──────── INFORMATION SUPPLIED ────────

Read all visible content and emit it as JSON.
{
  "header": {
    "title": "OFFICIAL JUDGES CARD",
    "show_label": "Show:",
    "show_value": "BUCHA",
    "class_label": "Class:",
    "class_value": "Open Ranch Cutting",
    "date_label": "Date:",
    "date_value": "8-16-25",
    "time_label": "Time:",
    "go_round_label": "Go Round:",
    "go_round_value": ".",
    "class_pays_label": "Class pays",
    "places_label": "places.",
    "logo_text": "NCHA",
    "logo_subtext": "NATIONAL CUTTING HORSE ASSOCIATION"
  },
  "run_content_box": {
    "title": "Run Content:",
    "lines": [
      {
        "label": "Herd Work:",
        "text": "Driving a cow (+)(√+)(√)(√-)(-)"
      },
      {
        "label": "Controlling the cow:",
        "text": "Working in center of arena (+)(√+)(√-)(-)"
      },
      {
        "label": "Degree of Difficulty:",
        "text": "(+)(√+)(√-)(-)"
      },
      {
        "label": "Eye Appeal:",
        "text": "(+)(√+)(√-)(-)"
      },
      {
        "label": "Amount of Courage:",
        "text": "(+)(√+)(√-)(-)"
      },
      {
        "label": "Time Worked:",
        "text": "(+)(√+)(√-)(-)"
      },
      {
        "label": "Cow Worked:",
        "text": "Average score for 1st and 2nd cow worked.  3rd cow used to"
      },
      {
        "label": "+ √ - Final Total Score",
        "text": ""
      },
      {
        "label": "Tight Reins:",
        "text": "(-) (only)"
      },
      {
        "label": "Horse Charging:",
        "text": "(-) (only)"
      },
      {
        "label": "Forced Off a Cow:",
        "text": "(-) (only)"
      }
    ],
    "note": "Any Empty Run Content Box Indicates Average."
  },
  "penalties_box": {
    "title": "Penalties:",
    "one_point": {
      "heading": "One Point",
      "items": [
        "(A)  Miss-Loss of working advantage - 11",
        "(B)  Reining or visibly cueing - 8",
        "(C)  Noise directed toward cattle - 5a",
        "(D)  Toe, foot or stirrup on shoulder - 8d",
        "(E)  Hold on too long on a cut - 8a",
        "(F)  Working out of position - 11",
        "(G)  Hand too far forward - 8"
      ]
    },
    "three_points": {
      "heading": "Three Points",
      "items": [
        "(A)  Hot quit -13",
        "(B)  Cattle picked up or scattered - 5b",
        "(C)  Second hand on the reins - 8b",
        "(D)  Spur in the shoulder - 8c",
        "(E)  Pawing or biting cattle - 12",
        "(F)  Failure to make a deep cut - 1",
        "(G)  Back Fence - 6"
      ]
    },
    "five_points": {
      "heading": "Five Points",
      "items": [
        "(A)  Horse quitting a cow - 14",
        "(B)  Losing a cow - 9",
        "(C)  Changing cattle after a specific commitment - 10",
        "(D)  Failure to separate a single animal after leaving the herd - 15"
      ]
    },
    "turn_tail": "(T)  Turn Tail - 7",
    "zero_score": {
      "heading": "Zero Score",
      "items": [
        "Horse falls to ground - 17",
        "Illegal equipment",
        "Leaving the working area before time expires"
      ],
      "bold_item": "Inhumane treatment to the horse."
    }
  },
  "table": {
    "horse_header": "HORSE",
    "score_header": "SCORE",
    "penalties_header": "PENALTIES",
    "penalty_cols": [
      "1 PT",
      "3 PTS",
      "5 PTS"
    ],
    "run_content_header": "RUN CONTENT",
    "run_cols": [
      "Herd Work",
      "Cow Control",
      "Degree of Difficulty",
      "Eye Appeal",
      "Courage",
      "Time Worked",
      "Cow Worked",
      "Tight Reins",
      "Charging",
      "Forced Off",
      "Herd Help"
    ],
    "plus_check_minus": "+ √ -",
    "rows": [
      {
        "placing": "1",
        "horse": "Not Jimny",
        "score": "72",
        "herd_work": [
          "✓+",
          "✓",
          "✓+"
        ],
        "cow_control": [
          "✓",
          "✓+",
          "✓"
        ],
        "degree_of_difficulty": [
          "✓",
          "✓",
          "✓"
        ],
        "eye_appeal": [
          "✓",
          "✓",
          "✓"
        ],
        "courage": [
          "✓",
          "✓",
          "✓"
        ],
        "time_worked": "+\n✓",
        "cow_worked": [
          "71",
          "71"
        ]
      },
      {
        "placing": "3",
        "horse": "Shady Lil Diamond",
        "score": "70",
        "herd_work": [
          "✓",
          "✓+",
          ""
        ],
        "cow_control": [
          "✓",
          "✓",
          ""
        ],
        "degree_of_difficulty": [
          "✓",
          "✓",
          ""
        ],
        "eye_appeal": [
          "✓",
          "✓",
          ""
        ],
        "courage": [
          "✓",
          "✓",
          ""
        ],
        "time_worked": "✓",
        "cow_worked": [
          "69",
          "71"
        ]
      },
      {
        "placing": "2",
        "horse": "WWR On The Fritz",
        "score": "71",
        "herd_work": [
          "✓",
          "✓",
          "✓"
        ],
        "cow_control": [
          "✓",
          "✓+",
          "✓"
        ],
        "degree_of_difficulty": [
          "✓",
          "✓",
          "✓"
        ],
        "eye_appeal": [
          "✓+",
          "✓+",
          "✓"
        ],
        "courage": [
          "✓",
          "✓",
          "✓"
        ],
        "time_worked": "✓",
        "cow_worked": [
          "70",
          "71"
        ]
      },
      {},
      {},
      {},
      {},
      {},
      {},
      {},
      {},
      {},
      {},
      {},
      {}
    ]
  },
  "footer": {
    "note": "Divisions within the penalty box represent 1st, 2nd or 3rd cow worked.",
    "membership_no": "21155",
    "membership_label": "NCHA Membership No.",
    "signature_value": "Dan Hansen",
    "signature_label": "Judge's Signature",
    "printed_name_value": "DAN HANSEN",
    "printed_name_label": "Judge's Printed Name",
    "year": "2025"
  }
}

────────

OBJECTIVE:
Would you give the material above again, complete and exact?

TASK RESPONSE:
Read all visible content and emit it as JSON.
{
  "header": {
    "title": "OFFICIAL JUDGES CARD",
    "show_label": "Show:",
    "show_value": "BUCHA",
    "class_label": "Class:",
    "class_value": "Open Ranch Cutting",
    "date_label": "Date:",
    "date_value": "8-16-25",
    "time_label": "Time:",
    "go_round_label": "Go Round:",
    "go_round_value": ".",
    "class_pays_label": "Class pays",
    "places_label": "places.",
    "logo_text": "NCHA",
    "logo_subtext": "NATIONAL CUTTING HORSE ASSOCIATION"
  },
  "run_content_box": {
    "title": "Run Content:",
    "lines": [
      {
        "label": "Herd Work:",
        "text": "Driving a cow (+)(√+)(√)(√-)(-)"
      },
      {
        "label": "Controlling the cow:",
        "text": "Working in center of arena (+)(√+)(√-)(-)"
      },
      {
        "label": "Degree of Difficulty:",
        "text": "(+)(√+)(√-)(-)"
      },
      {
        "label": "Eye Appeal:",
        "text": "(+)(√+)(√-)(-)"
      },
      {
        "label": "Amount of Courage:",
        "text": "(+)(√+)(√-)(-)"
      },
      {
        "label": "Time Worked:",
        "text": "(+)(√+)(√-)(-)"
      },
      {
        "label": "Cow Worked:",
        "text": "Average score for 1st and 2nd cow worked.  3rd cow used to"
      },
      {
        "label": "+ √ - Final Total Score",
        "text": ""
      },
      {
        "label": "Tight Reins:",
        "text": "(-) (only)"
      },
      {
        "label": "Horse Charging:",
        "text": "(-) (only)"
      },
      {
        "label": "Forced Off a Cow:",
        "text": "(-) (only)"
      }
    ],
    "note": "Any Empty Run Content Box Indicates Average."
  },
  "penalties_box": {
    "title": "Penalties:",
    "one_point": {
      "heading": "One Point",
      "items": [
        "(A)  Miss-Loss of working advantage - 11",
        "(B)  Reining or visibly cueing - 8",
        "(C)  Noise directed toward cattle - 5a",
        "(D)  Toe, foot or stirrup on shoulder - 8d",
        "(E)  Hold on too long on a cut - 8a",
        "(F)  Working out of position - 11",
        "(G)  Hand too far forward - 8"
      ]
    },
    "three_points": {
      "heading": "Three Points",
      "items": [
        "(A)  Hot quit -13",
        "(B)  Cattle picked up or scattered - 5b",
        "(C)  Second hand on the reins - 8b",
        "(D)  Spur in the shoulder - 8c",
        "(E)  Pawing or biting cattle - 12",
        "(F)  Failure to make a deep cut - 1",
        "(G)  Back Fence - 6"
      ]
    },
    "five_points": {
      "heading": "Five Points",
      "items": [
        "(A)  Horse quitting a cow - 14",
        "(B)  Losing a cow - 9",
        "(C)  Changing cattle after a specific commitment - 10",
        "(D)  Failure to separate a single animal after leaving the herd - 15"
      ]
    },
    "turn_tail": "(T)  Turn Tail - 7",
    "zero_score": {
      "heading": "Zero Score",
      "items": [
        "Horse falls to ground - 17",
        "Illegal equipment",
        "Leaving the working area before time expires"
      ],
      "bold_item": "Inhumane treatment to the horse."
    }
  },
  "table": {
    "horse_header": "HORSE",
    "score_header": "SCORE",
    "penalties_header": "PENALTIES",
    "penalty_cols": [
      "1 PT",
      "3 PTS",
      "5 PTS"
    ],
    "run_content_header": "RUN CONTENT",
    "run_cols": [
      "Herd Work",
      "Cow Control",
      "Degree of Difficulty",
      "Eye Appeal",
      "Courage",
      "Time Worked",
      "Cow Worked",
      "Tight Reins",
      "Charging",
      "Forced Off",
      "Herd Help"
    ],
    "plus_check_minus": "+ √ -",
    "rows": [
      {
        "placing": "1",
        "horse": "Not Jimny",
        "score": "72",
        "herd_work": [
          "✓+",
          "✓",
          "✓+"
        ],
        "cow_control": [
          "✓",
          "✓+",
          "✓"
        ],
        "degree_of_difficulty": [
          "✓",
          "✓",
          "✓"
        ],
        "eye_appeal": [
          "✓",
          "✓",
          "✓"
        ],
        "courage": [
          "✓",
          "✓",
          "✓"
        ],
        "time_worked": "+\n✓",
        "cow_worked": [
          "71",
          "71"
        ]
      },
      {
        "placing": "3",
        "horse": "Shady Lil Diamond",
        "score": "70",
        "herd_work": [
          "✓",
          "✓+",
          ""
        ],
        "cow_control": [
          "✓",
          "✓",
          ""
        ],
        "degree_of_difficulty": [
          "✓",
          "✓",
          ""
        ],
        "eye_appeal": [
          "✓",
          "✓",
          ""
        ],
        "courage": [
          "✓",
          "✓",
          ""
        ],
        "time_worked": "✓",
        "cow_worked": [
          "69",
          "71"
        ]
      },
      {
        "placing": "2",
        "horse": "WWR On The Fritz",
        "score": "71",
        "herd_work": [
          "✓",
          "✓",
          "✓"
        ],
        "cow_control": [
          "✓",
          "✓+",
          "✓"
        ],
        "degree_of_difficulty": [
          "✓",
          "✓",
          "✓"
        ],
        "eye_appeal": [
          "✓+",
          "✓+",
          "✓"
        ],
        "courage": [
          "✓",
          "✓",
          "✓"
        ],
        "time_worked": "✓",
        "cow_worked": [
          "70",
          "71"
        ]
      },
      {},
      {},
      {},
      {},
      {},
      {},
      {},
      {},
      {},
      {},
      {},
      {}
    ]
  },
  "footer": {
    "note": "Divisions within the penalty box represent 1st, 2nd or 3rd cow worked.",
    "membership_no": "21155",
    "membership_label": "NCHA Membership No.",
    "signature_value": "Dan Hansen",
    "signature_label": "Judge's Signature",
    "printed_name_value": "DAN HANSEN",
    "printed_name_label": "Judge's Printed Name",
    "year": "2025"
  }
}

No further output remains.